"""

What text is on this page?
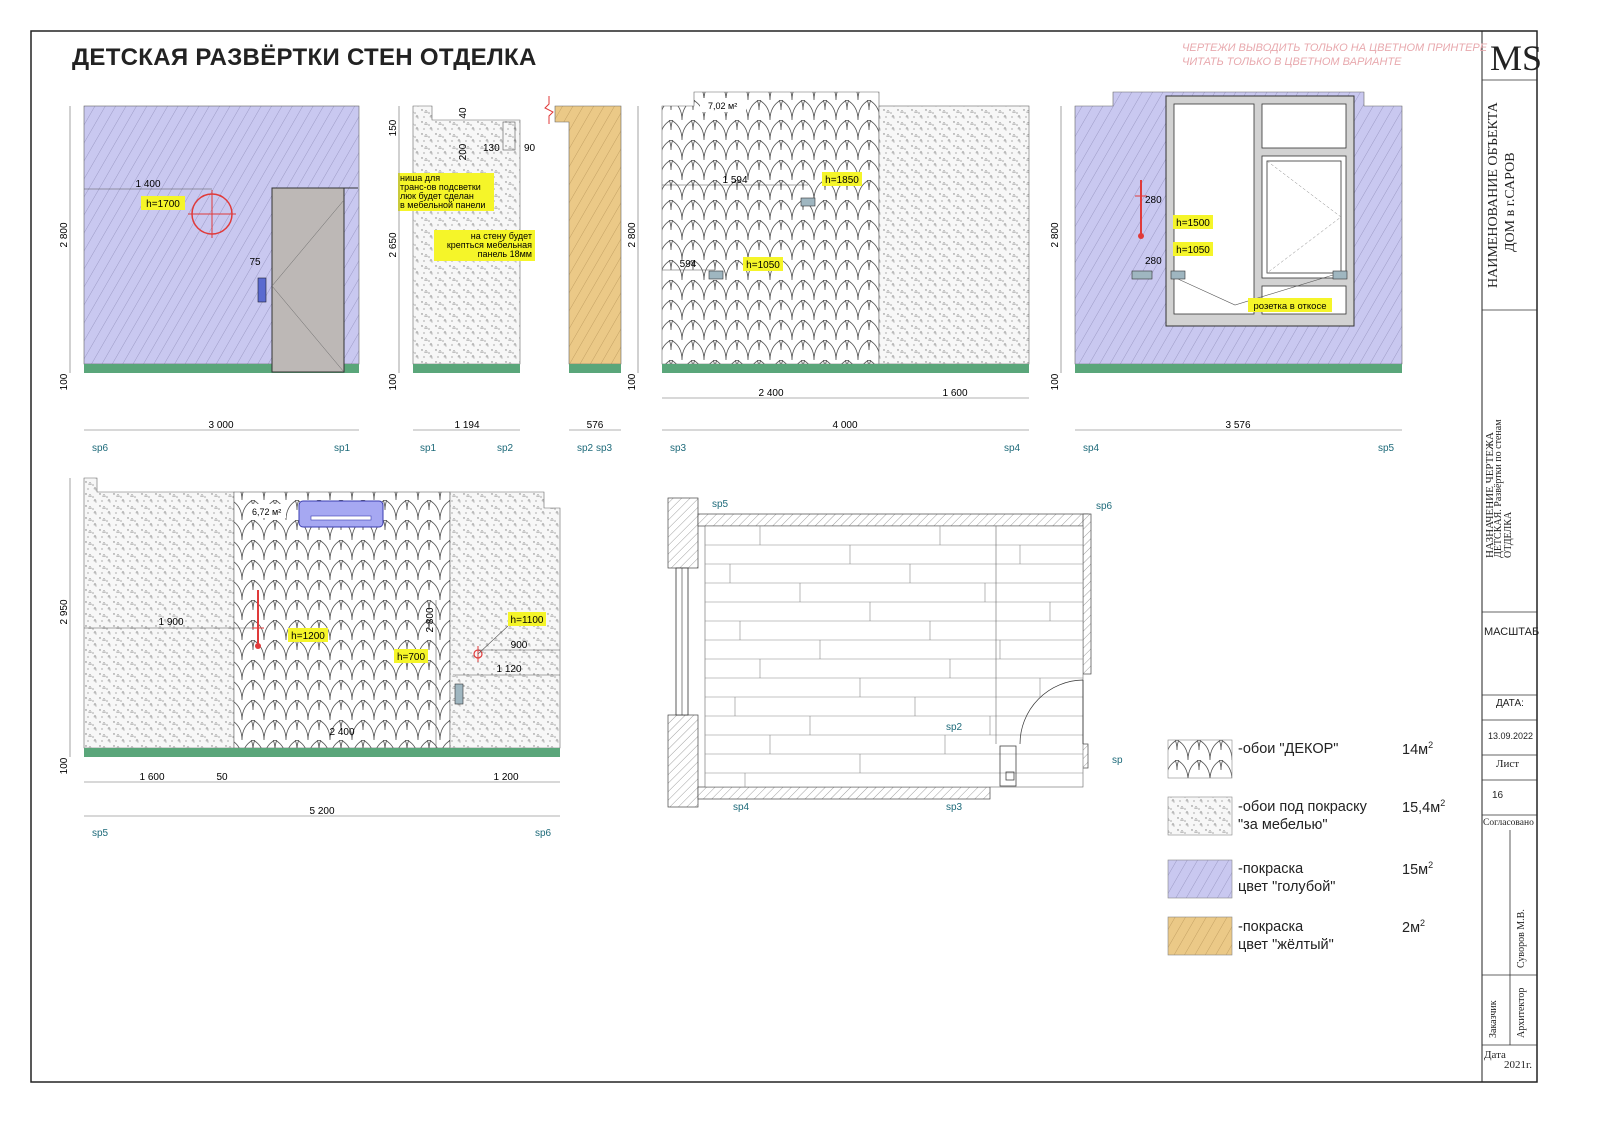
MS
1 400
h=1700
75
2 800
100
3 000
sp6	sp1
40
200 130 90
ниша для
транс-ов подсветки
люк будет сделан
в мебельной панели
на стену будет
крепться мебельная
панель 18мм
150
2 650
100
1 194
sp1	sp2
576
sp2 sp3
7,02 м²
1 594	h=1850
594	h=1050
2 800
100
2 400	1 600
4 000
sp3	sp4
280
h=1500
h=1050
280
розетка в откосе
2 800
100
3 576
sp4	sp5
6,72 м²
1 900
h=1200
h=700
2 800	h=1100
900
1 120
2 950
100
2 400
1 600	50	1 200
5 200
sp5	sp6
sp5	sp6
sp2
sp4	sp3
sp
ДЕТСКАЯ РАЗВЁРТКИ СТЕН ОТДЕЛКА	ЧЕРТЕЖИ ВЫВОДИТЬ ТОЛЬКО НА ЦВЕТНОМ ПРИНТЕРЕ
ЧИТАТЬ ТОЛЬКО В ЦВЕТНОМ ВАРИАНТЕ
НАИМЕНОВАНИЕ ОБЪЕКТА ДОМ в г.САРОВ
НАЗНАЧЕНИЕ ЧЕРТЕЖА
ДЕТСКАЯ. Развёртки по стенам ОТДЕЛКА
МАСШТАБ
ДАТА:
13.09.2022
Лист
16
Согласовано
Суворов М.В.
Заказчик Архитектор
Дата
2021г.
-обои "ДЕКОР"	$14м^2$
-обои под покраску
"за мебелью"
$15,4м^2$
-покраска
цвет "голубой"
$15м^2$
-покраска
цвет "жёлтый"
$2м^2$
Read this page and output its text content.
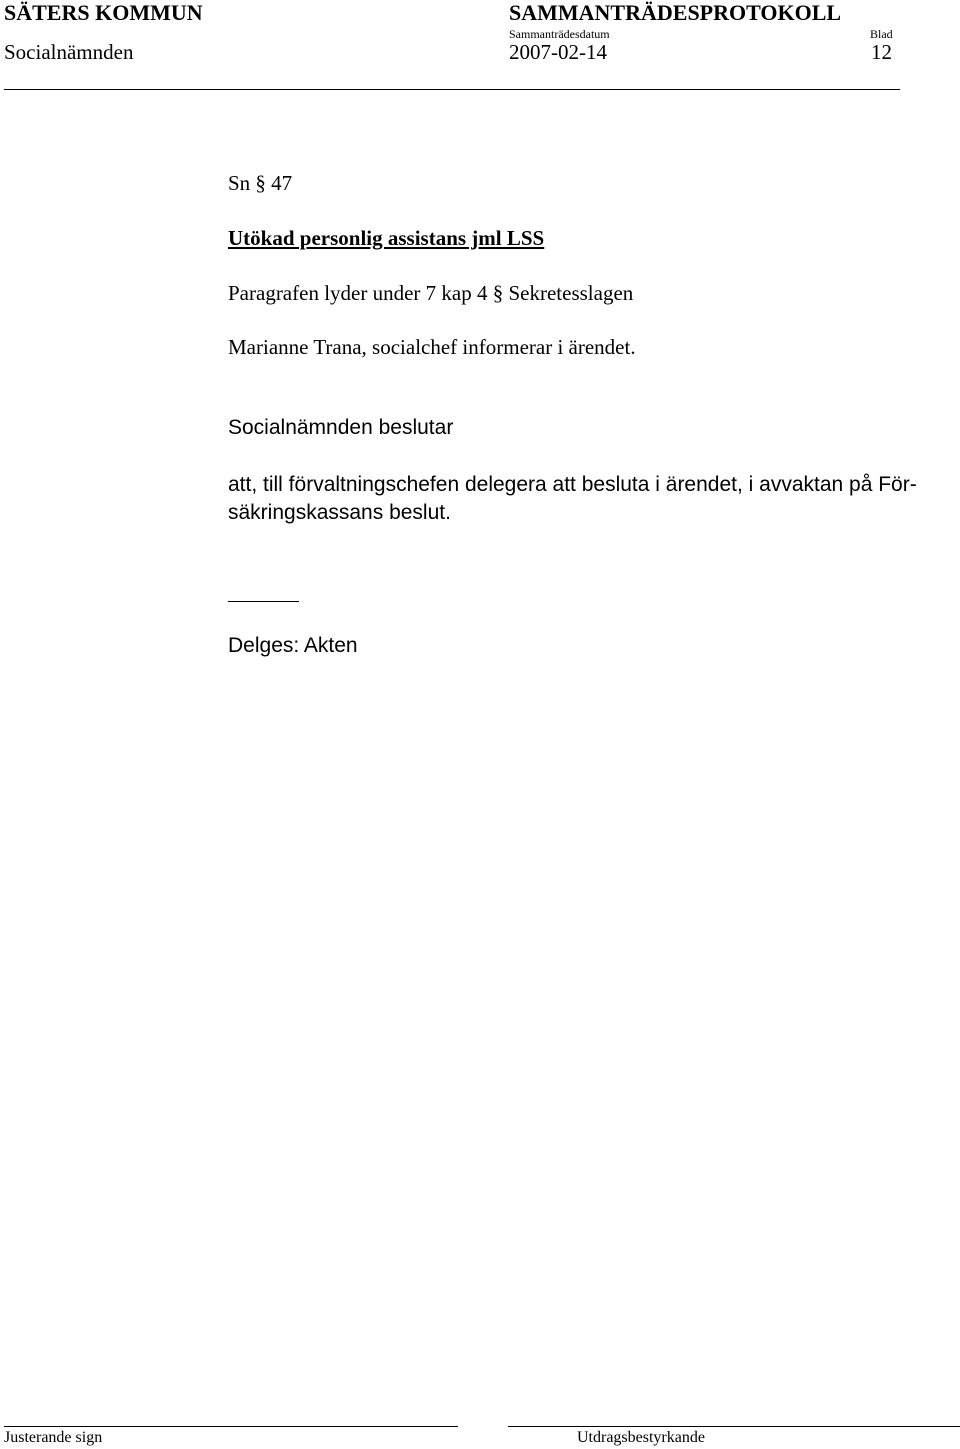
SÄTERS KOMMUN	SAMMANTRÄDESPROTOKOLL
Socialnämnden
Sammanträdesdatum
2007-02-14
Blad
12
Sn § 47
Utökad personlig assistans jml LSS
Paragrafen lyder under 7 kap 4 § Sekretesslagen
Marianne Trana, socialchef informerar i ärendet.
Socialnämnden beslutar
att, till förvaltningschefen delegera att besluta i ärendet, i avvaktan på För-
säkringskassans beslut.
Delges: Akten
Justerande sign	Utdragsbestyrkande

"""

■ DESCRIPTION OF THE TASK ■
Omit the pictures and write out exactly the lines from the one containing "Read this page and output its text content." through the last line of the material.

■ EXPECTED OUTPUT ■
Read this page and output its text content.
SÄTERS KOMMUN	SAMMANTRÄDESPROTOKOLL
Socialnämnden
Sammanträdesdatum
2007-02-14
Blad
12
Sn § 47
Utökad personlig assistans jml LSS
Paragrafen lyder under 7 kap 4 § Sekretesslagen
Marianne Trana, socialchef informerar i ärendet.
Socialnämnden beslutar
att, till förvaltningschefen delegera att besluta i ärendet, i avvaktan på För-
säkringskassans beslut.
Delges: Akten
Justerande sign	Utdragsbestyrkande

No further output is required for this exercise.